Exercise details: Draw out every line with the word "مبني" from the listing below.

----------

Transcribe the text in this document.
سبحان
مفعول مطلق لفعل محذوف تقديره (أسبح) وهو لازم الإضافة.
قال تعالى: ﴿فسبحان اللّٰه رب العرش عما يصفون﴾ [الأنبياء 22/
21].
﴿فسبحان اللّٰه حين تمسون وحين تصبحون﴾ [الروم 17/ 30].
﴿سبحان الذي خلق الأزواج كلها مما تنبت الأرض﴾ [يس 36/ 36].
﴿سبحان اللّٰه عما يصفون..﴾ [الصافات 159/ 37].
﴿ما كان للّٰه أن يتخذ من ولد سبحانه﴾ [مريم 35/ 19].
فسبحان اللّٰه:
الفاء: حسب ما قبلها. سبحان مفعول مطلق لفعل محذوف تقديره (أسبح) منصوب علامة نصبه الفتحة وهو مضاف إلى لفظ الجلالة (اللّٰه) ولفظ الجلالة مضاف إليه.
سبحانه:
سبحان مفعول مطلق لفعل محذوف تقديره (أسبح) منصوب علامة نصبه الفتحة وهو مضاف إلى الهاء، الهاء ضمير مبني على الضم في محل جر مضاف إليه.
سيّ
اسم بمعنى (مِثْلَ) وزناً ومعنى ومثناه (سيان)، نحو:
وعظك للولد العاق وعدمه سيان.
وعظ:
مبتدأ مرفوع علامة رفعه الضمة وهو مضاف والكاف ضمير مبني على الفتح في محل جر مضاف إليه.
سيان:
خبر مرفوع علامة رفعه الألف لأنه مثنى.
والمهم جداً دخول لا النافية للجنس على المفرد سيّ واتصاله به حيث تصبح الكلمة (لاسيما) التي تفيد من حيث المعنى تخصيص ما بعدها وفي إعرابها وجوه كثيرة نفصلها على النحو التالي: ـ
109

----------

Task solution:
سبحان مفعول مطلق لفعل محذوف تقديره (أسبح) منصوب علامة نصبه الفتحة وهو مضاف إلى الهاء، الهاء ضمير مبني على الضم في محل جر مضاف إليه.
مبتدأ مرفوع علامة رفعه الضمة وهو مضاف والكاف ضمير مبني على الفتح في محل جر مضاف إليه.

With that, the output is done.